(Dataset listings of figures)

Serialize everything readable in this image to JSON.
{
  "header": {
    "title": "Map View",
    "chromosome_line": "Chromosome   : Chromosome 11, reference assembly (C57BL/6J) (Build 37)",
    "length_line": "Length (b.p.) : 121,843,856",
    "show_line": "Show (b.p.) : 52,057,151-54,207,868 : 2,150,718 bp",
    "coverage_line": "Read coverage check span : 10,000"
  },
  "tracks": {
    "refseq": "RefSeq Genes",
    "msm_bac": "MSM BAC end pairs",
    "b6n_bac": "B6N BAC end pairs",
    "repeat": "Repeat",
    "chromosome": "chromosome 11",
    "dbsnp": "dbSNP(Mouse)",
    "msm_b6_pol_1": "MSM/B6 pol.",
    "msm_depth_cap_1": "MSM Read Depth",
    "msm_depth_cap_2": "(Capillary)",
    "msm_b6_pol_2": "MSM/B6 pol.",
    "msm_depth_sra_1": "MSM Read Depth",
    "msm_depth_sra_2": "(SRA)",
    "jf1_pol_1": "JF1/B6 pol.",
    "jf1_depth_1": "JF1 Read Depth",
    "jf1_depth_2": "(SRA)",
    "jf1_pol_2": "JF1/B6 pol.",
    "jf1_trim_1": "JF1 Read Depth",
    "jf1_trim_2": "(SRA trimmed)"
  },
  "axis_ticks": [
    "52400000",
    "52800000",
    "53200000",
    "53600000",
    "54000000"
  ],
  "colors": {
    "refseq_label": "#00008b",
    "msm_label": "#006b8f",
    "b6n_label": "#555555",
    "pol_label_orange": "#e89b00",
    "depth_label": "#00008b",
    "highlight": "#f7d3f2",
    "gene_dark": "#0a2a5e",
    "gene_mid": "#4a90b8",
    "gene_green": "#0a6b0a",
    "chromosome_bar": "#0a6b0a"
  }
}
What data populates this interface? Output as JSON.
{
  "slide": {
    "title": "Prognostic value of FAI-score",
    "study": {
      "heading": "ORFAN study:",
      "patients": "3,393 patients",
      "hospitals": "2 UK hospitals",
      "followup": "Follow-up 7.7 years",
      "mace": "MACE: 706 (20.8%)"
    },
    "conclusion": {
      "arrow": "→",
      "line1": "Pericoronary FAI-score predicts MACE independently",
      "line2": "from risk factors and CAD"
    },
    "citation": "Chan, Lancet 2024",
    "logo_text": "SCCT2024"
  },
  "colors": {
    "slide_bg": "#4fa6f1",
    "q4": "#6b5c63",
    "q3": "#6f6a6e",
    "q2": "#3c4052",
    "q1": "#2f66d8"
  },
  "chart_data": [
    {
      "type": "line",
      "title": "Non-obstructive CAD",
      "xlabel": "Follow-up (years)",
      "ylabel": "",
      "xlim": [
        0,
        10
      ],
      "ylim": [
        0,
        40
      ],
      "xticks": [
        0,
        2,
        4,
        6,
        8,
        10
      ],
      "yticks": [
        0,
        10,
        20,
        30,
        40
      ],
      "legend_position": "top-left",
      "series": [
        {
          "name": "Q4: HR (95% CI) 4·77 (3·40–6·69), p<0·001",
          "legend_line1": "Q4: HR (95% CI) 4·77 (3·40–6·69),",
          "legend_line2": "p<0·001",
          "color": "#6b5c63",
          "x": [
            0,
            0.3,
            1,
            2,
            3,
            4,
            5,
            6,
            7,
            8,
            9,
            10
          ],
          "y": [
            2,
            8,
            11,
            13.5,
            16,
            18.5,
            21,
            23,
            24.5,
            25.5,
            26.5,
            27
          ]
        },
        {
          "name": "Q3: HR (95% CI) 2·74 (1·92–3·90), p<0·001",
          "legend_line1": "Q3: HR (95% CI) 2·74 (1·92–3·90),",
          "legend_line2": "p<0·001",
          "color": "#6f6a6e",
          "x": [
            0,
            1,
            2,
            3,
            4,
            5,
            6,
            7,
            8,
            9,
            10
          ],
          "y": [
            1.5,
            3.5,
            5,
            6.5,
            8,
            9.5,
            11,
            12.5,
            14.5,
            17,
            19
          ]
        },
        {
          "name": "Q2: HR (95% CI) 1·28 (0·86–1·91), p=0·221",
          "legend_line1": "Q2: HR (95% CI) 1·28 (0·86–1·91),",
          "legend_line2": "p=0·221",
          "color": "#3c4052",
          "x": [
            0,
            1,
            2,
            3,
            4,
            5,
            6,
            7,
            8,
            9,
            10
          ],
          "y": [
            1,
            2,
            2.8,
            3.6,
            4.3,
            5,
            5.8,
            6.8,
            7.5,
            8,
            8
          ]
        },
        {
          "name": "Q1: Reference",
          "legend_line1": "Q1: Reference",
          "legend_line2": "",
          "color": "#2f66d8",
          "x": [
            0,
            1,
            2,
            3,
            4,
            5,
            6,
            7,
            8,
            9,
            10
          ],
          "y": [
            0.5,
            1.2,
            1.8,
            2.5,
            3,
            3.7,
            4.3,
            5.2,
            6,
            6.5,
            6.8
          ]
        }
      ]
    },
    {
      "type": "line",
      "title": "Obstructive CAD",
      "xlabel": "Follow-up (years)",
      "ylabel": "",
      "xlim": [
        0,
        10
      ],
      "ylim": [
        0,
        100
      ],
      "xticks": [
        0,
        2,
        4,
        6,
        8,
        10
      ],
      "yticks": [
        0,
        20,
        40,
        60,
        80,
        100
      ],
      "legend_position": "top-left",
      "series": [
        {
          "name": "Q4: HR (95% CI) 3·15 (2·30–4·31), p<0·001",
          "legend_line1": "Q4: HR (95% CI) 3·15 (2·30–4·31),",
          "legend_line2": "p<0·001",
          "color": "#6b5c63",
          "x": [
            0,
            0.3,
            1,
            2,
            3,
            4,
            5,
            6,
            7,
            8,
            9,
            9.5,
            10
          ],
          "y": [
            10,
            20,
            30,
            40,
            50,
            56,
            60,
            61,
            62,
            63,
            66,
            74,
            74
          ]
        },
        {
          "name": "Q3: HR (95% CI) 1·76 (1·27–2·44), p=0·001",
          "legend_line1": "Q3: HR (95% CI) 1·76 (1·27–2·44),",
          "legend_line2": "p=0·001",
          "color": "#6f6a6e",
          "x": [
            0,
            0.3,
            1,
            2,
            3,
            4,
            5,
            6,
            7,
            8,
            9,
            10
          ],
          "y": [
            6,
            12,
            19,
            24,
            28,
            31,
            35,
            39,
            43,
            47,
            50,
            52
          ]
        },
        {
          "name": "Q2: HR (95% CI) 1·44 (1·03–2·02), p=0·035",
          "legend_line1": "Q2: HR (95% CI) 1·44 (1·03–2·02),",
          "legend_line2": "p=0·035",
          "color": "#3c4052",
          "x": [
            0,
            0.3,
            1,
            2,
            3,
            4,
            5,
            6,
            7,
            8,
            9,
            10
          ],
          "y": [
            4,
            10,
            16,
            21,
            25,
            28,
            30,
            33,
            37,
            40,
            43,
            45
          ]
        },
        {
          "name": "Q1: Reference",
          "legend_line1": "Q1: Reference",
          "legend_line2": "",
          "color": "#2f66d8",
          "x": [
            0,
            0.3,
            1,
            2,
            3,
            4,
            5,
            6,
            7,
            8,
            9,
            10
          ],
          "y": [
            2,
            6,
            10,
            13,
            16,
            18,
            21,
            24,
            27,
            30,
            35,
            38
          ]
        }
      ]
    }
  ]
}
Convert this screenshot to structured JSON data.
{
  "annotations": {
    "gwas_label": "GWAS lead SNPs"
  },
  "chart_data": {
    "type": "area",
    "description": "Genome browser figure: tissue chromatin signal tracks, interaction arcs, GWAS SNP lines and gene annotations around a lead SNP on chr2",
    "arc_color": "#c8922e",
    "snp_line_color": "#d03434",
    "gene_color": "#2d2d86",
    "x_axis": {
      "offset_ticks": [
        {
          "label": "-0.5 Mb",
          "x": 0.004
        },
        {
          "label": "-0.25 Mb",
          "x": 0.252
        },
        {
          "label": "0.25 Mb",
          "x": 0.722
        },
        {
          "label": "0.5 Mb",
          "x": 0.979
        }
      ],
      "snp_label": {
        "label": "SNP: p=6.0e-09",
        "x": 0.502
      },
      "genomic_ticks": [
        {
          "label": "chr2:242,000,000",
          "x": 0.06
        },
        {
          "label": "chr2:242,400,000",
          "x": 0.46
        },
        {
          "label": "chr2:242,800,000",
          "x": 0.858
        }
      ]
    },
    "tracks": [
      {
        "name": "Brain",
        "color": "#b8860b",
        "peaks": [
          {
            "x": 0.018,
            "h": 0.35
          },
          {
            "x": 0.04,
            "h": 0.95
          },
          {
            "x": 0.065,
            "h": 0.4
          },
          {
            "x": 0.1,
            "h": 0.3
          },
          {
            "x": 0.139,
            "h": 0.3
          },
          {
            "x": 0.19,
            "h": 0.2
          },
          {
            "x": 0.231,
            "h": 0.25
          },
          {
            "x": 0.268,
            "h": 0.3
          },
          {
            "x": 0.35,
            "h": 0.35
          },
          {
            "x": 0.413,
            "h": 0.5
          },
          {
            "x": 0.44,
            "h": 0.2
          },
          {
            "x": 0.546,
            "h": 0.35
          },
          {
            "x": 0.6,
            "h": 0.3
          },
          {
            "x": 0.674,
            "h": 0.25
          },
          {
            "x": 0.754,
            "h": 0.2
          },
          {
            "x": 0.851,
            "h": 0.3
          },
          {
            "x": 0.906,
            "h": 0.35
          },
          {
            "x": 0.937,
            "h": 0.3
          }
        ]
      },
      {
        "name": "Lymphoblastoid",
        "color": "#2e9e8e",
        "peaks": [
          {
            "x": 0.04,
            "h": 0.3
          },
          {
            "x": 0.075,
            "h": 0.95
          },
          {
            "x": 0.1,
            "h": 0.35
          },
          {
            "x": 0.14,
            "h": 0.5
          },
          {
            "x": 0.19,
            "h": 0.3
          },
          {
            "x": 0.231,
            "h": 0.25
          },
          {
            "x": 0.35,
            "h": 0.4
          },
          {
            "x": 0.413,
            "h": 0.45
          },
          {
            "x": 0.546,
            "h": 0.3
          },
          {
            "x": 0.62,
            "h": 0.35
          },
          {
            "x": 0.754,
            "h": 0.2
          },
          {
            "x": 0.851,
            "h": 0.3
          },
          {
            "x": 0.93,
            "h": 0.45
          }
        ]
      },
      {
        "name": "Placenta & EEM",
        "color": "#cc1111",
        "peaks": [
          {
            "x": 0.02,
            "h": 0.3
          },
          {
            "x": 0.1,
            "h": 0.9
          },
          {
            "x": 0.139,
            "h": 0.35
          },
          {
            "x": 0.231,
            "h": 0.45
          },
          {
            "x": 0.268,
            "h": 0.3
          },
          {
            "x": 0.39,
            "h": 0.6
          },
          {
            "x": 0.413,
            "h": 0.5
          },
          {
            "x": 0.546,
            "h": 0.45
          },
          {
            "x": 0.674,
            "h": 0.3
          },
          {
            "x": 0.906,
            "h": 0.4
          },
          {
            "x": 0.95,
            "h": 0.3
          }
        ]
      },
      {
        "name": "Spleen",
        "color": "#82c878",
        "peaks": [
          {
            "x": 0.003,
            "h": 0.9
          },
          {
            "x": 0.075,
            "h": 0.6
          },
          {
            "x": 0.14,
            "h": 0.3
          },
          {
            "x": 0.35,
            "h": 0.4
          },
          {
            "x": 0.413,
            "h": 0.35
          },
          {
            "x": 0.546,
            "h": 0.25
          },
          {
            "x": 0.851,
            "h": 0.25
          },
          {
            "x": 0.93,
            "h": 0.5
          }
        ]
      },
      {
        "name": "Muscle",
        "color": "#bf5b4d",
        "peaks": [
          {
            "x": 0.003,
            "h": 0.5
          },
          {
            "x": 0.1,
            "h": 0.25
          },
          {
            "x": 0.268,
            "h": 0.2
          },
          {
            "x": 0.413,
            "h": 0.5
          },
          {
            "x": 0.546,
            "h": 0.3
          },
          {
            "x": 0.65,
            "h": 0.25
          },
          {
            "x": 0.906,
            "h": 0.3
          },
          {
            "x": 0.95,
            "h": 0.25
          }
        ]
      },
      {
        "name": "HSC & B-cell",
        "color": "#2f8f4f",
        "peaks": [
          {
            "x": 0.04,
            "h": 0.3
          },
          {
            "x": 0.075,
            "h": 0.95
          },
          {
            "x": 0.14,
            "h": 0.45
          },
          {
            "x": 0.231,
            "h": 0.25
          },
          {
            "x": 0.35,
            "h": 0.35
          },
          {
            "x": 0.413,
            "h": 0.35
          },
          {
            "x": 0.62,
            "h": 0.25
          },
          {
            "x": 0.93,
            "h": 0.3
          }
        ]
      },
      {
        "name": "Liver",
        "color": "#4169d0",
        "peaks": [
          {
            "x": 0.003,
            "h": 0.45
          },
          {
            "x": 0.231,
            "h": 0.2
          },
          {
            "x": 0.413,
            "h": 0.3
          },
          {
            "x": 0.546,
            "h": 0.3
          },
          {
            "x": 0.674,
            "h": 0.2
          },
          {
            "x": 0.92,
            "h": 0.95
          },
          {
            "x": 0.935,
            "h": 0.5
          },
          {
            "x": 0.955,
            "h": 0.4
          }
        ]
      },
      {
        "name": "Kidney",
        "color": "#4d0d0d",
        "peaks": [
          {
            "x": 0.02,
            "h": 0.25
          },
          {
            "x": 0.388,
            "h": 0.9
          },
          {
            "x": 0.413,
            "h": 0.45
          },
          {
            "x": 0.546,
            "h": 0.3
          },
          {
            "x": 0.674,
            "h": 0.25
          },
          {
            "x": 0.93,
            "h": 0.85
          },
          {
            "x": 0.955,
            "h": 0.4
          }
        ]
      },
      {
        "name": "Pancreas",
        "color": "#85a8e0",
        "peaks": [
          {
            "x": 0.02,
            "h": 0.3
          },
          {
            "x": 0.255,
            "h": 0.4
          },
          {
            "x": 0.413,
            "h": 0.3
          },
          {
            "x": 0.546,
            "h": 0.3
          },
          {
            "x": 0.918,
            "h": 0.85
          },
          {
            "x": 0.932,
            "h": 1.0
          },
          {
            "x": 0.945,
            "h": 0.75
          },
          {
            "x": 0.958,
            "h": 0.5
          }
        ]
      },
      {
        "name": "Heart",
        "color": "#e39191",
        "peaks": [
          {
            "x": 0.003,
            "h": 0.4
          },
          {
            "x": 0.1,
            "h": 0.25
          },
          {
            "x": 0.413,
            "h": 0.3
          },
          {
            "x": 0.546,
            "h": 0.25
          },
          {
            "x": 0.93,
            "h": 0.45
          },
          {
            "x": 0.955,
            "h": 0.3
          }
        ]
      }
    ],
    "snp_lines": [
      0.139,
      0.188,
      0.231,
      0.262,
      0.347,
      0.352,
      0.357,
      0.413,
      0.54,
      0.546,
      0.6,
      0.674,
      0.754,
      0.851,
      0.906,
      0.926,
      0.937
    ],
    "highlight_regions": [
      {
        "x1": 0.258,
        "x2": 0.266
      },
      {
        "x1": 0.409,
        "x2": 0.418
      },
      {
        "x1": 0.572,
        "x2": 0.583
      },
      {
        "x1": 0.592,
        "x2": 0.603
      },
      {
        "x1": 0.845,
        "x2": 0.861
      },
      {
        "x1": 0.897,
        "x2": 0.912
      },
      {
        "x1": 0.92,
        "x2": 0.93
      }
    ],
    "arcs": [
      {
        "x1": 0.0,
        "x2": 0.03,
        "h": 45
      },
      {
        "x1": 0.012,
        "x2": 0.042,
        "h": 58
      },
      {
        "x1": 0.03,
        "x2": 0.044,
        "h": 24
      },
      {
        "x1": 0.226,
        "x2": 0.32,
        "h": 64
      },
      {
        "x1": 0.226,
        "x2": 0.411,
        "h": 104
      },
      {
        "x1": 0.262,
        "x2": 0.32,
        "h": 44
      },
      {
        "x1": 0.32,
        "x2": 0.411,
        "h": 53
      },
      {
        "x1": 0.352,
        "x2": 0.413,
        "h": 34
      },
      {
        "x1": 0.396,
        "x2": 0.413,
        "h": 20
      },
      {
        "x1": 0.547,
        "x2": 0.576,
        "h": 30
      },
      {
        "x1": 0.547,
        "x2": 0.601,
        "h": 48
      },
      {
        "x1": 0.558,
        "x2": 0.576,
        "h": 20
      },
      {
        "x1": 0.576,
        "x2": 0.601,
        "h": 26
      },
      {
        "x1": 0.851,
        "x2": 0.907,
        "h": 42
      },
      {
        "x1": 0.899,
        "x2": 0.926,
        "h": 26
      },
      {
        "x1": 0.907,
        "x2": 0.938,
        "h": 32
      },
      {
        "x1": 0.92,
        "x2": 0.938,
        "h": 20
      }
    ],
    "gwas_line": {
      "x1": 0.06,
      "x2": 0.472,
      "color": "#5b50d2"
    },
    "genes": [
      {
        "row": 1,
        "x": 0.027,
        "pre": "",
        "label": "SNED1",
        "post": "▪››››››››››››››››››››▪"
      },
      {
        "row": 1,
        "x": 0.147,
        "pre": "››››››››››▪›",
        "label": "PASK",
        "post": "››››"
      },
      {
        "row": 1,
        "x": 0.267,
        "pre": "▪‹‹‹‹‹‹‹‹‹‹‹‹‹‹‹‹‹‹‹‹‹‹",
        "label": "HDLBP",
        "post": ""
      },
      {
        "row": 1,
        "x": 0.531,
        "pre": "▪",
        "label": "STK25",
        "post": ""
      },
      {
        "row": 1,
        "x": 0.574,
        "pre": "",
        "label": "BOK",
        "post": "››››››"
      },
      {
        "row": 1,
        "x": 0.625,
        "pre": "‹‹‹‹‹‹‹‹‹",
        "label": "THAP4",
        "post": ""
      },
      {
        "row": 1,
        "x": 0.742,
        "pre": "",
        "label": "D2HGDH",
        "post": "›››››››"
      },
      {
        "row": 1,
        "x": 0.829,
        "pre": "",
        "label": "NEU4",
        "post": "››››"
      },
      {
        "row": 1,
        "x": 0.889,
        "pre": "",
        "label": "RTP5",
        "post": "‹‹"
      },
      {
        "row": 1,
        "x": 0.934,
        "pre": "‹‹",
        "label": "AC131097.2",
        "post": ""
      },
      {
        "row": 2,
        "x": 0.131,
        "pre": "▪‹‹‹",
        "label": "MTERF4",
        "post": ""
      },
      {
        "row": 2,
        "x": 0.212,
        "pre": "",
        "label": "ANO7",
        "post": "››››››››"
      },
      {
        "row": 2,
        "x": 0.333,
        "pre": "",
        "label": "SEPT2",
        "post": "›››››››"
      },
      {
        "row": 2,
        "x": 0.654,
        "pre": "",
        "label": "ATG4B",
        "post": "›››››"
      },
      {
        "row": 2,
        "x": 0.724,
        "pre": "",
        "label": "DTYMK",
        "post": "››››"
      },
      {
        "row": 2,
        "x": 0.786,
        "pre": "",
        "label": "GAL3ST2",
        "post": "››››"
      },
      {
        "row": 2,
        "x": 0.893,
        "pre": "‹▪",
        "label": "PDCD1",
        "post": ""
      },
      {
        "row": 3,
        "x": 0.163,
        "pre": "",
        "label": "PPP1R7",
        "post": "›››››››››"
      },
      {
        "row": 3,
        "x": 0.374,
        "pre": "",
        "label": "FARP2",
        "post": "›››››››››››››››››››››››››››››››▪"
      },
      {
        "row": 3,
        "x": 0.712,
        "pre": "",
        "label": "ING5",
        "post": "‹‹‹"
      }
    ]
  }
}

§ **WHAT IS BEING ASKED**:
Your task is to find each line in the entries that contains the string "arcs" and copy it.

§ **RESULT FOR THIS EXERCISE**:
    "description": "Genome browser figure: tissue chromatin signal tracks, interaction arcs, GWAS SNP lines and gene annotations around a lead SNP on chr2",
    "arcs": [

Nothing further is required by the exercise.